▸ **Rows**
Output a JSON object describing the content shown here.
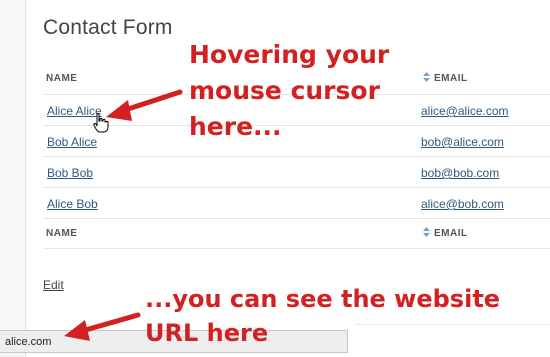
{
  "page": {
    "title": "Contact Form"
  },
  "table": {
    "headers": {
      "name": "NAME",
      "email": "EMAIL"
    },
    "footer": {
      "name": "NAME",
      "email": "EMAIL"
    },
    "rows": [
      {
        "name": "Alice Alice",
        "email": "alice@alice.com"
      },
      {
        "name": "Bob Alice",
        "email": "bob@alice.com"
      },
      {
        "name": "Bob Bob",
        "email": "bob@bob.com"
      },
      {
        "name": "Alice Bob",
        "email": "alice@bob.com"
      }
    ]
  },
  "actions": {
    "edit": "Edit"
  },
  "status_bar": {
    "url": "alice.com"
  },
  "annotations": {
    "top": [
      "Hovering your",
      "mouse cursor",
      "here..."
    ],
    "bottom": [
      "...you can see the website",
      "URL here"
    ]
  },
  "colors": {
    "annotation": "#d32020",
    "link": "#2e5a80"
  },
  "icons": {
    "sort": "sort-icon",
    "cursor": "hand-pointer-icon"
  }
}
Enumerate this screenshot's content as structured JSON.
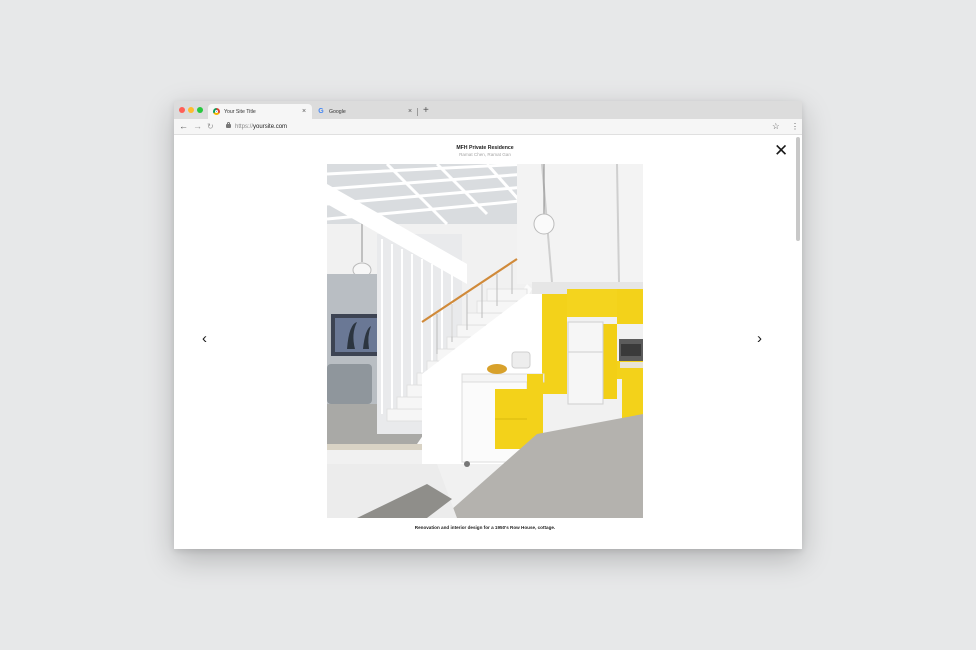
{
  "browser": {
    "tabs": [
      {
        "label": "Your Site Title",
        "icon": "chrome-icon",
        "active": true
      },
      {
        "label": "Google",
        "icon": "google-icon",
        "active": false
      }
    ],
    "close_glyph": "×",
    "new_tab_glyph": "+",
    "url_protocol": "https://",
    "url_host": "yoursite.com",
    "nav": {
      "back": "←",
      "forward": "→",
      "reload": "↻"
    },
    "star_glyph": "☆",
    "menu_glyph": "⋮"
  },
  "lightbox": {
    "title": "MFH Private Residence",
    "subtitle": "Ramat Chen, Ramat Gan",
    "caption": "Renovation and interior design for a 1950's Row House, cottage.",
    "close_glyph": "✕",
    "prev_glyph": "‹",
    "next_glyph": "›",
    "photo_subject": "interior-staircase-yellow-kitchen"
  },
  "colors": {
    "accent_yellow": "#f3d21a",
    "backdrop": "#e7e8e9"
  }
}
--
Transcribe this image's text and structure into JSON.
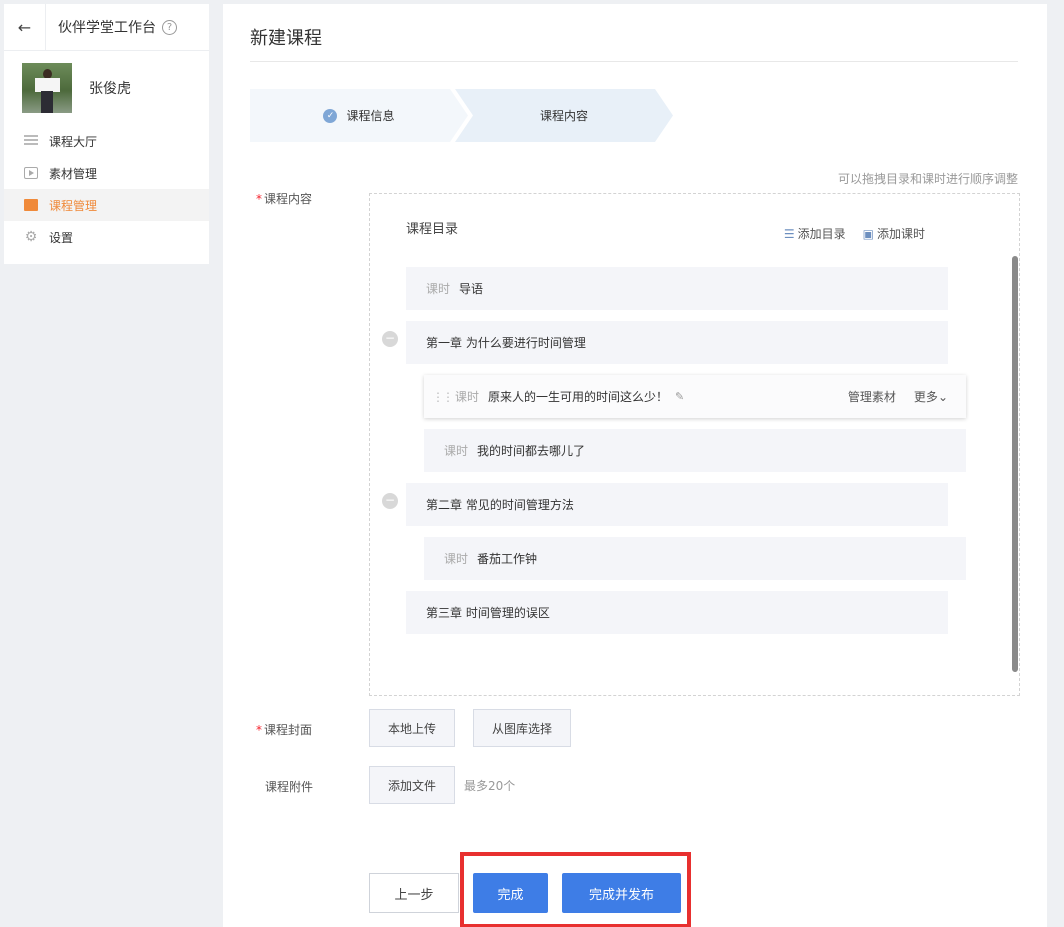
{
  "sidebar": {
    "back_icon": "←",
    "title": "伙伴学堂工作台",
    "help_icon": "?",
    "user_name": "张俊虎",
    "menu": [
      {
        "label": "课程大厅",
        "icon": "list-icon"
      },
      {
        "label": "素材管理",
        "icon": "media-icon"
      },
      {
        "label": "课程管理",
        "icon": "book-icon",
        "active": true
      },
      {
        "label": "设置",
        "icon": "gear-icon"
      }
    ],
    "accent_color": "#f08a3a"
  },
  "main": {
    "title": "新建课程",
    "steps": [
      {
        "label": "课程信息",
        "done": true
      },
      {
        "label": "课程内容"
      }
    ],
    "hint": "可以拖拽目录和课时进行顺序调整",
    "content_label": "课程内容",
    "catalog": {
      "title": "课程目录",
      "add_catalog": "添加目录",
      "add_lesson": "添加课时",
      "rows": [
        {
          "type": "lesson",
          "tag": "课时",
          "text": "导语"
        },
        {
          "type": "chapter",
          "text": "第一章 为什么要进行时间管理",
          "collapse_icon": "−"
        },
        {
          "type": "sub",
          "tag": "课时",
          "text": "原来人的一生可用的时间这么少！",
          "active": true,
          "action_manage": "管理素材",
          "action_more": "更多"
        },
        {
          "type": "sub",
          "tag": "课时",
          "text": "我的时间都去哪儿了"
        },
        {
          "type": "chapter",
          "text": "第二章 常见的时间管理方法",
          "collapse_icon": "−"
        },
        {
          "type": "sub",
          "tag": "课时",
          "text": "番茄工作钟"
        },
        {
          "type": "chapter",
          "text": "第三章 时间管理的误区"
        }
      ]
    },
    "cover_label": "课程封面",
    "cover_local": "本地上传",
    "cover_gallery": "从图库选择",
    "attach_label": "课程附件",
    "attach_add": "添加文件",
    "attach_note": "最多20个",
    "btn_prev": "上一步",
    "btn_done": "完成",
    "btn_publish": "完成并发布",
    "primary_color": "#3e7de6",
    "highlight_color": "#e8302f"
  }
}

▸ **Given exercise**
Lines containing the string "JSON" are to be selected and copied.

▸ **In response**
Output a JSON object describing the content shown here.
Enumerate this screenshot's content as structured JSON.
Transcribe this image's text and structure into JSON.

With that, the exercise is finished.